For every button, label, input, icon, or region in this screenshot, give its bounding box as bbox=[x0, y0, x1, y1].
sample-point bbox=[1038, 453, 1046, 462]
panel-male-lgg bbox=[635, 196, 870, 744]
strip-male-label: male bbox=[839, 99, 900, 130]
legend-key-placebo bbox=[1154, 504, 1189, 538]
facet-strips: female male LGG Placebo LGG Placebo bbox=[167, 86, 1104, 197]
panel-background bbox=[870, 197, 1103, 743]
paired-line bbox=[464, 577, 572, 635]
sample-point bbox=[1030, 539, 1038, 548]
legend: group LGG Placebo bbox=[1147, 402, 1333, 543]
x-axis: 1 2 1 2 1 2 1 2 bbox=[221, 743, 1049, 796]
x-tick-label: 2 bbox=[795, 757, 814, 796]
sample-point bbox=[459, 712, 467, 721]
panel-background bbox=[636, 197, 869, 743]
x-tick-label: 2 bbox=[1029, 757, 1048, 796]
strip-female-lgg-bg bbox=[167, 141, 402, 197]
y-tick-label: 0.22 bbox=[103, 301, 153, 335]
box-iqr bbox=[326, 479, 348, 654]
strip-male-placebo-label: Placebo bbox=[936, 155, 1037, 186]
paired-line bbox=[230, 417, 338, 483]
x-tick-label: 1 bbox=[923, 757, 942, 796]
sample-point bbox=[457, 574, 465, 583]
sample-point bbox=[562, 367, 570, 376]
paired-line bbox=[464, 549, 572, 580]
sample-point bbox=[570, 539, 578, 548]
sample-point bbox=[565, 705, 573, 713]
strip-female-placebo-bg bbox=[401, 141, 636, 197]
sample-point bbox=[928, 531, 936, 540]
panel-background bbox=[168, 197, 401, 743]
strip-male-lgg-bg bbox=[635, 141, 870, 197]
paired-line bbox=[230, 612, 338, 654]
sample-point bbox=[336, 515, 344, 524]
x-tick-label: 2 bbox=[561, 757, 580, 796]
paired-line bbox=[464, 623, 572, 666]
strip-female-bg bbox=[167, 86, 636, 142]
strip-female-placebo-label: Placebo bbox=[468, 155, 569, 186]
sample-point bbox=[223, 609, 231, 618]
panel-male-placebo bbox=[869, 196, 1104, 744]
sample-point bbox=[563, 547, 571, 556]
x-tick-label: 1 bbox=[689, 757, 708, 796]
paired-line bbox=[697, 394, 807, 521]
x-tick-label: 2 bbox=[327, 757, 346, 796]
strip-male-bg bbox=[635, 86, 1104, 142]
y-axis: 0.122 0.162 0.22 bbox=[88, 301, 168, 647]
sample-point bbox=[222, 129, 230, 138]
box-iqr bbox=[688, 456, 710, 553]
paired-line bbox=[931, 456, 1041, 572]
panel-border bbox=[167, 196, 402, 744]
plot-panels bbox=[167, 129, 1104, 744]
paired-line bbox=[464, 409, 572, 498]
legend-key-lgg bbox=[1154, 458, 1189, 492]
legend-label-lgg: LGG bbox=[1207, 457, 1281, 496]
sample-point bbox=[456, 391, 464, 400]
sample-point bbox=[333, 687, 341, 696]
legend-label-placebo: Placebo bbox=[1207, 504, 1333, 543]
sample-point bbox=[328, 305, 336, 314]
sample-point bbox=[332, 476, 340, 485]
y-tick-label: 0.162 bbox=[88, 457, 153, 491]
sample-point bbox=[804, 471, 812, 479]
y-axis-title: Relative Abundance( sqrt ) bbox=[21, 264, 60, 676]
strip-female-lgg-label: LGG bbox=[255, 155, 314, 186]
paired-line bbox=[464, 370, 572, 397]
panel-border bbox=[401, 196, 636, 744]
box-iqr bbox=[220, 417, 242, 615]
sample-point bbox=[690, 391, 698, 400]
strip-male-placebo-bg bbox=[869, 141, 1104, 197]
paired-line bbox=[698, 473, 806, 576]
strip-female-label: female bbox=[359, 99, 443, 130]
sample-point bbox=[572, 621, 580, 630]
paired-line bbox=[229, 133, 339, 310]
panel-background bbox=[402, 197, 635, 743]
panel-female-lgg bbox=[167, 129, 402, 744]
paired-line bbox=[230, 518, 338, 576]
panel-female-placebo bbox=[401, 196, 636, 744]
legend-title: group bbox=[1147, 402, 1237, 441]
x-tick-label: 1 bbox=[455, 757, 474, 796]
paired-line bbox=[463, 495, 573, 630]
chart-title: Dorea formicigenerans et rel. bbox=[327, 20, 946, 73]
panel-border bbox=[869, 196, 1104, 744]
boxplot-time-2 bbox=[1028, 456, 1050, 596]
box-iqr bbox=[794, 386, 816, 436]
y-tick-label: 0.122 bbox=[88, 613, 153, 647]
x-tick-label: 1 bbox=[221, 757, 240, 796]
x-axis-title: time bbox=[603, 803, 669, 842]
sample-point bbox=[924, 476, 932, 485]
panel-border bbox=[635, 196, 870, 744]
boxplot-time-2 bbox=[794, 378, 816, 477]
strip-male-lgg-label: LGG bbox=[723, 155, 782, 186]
━━━━━━━━
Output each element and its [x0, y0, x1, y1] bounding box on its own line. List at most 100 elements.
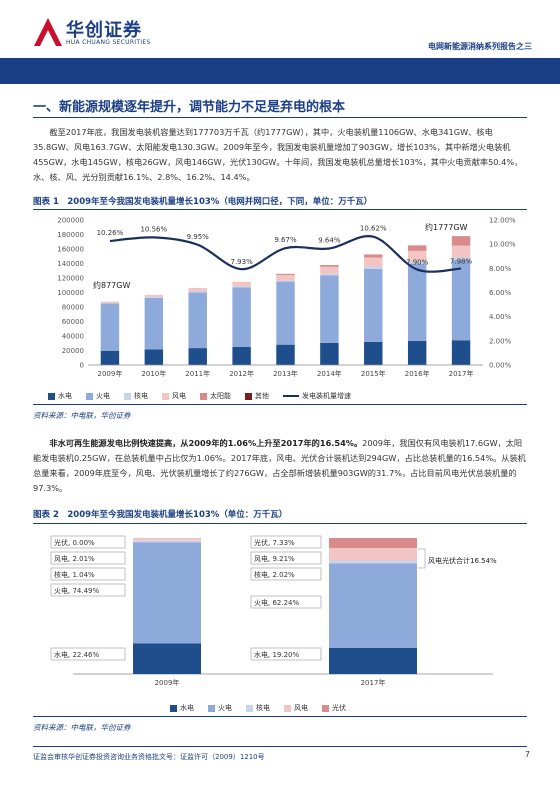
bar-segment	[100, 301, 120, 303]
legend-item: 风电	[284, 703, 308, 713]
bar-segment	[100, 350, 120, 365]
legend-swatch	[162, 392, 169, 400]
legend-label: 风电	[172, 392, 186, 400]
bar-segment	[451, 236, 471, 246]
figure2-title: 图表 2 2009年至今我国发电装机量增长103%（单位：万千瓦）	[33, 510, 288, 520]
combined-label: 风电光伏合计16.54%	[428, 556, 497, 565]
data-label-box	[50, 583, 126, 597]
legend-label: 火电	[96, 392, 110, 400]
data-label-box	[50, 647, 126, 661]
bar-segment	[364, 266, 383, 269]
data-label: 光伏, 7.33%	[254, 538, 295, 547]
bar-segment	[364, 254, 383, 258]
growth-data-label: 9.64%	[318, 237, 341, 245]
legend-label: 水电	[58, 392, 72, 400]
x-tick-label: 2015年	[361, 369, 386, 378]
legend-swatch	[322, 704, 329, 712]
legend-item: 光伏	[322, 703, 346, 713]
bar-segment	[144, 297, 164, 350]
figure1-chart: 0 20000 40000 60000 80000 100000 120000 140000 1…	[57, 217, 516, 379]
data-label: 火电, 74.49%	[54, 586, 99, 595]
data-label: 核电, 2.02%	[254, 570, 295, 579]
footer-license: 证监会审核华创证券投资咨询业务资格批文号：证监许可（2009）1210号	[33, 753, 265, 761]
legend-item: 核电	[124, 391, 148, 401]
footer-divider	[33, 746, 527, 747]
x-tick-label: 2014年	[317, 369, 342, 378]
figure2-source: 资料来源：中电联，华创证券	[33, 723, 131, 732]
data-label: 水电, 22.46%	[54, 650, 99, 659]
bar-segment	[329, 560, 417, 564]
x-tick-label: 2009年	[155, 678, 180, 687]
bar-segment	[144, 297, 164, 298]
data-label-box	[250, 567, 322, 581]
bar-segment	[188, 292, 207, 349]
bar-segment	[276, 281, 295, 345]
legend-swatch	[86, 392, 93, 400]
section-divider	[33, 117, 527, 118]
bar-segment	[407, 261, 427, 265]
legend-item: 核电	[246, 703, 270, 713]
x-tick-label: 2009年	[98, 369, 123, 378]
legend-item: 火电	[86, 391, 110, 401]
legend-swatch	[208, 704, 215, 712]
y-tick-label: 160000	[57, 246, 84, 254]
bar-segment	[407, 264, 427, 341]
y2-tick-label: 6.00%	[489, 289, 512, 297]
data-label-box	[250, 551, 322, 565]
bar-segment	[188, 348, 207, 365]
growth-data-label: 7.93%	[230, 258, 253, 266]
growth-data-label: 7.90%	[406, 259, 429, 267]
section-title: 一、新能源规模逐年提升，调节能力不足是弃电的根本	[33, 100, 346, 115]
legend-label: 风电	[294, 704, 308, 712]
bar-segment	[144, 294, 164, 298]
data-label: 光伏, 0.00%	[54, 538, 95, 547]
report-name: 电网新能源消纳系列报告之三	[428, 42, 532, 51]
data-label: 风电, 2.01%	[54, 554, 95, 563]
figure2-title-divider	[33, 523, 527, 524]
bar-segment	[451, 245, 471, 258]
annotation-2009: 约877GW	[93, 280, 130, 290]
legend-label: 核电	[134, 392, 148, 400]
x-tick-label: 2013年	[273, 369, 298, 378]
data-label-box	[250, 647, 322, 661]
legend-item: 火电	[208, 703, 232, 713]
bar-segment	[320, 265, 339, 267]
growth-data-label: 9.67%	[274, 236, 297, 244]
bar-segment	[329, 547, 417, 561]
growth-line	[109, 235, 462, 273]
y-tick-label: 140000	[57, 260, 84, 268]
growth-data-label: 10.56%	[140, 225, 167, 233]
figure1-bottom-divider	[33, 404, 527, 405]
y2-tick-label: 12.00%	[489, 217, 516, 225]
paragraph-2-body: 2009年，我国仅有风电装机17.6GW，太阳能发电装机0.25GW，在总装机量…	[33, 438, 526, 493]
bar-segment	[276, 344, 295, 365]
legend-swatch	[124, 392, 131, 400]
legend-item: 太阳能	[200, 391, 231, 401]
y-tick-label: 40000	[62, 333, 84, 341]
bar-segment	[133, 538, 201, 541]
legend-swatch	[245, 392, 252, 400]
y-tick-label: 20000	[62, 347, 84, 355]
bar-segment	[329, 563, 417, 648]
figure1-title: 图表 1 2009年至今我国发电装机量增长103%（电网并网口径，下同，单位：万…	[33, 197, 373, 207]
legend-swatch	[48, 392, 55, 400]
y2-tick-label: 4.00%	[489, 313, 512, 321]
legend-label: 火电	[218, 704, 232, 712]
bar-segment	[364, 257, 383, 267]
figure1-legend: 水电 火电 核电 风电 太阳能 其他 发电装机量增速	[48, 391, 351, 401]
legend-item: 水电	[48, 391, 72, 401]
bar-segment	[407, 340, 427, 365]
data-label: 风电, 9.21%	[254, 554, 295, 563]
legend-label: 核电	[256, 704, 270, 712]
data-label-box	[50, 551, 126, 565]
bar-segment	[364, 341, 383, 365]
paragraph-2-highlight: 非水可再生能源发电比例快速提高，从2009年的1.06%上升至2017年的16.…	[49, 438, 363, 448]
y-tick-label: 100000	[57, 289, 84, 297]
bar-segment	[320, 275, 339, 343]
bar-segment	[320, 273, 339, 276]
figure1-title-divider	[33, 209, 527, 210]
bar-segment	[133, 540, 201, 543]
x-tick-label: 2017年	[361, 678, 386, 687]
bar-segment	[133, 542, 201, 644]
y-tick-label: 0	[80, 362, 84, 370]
━━━━━━━━
** ÉNONCÉ **
Restituez sous forme de liste numérotée les lignes allant de celle qui contient "For every button, label, input, icon, or" jusqu'à celle qui contient "strip-female-lgg-bg bbox=[167, 141, 402, 197]", ces deux lignes comprises. Omettez les lignes vides.

** CORRIGÉ **
1. For every button, label, input, icon, or region in this screenshot, give its bounding box as bbox=[x0, y0, x1, y1].
2. sample-point bbox=[1038, 453, 1046, 462]
3. panel-male-lgg bbox=[635, 196, 870, 744]
4. strip-male-label: male bbox=[839, 99, 900, 130]
5. legend-key-placebo bbox=[1154, 504, 1189, 538]
6. facet-strips: female male LGG Placebo LGG Placebo bbox=[167, 86, 1104, 197]
7. panel-background bbox=[870, 197, 1103, 743]
8. paired-line bbox=[464, 577, 572, 635]
9. sample-point bbox=[1030, 539, 1038, 548]
10. legend: group LGG Placebo bbox=[1147, 402, 1333, 543]
11. x-axis: 1 2 1 2 1 2 1 2 bbox=[221, 743, 1049, 796]
12. x-tick-label: 2 bbox=[795, 757, 814, 796]
13. sample-point bbox=[459, 712, 467, 721]
14. panel-background bbox=[636, 197, 869, 743]
15. x-tick-label: 2 bbox=[1029, 757, 1048, 796]
16. strip-female-lgg-bg bbox=[167, 141, 402, 197]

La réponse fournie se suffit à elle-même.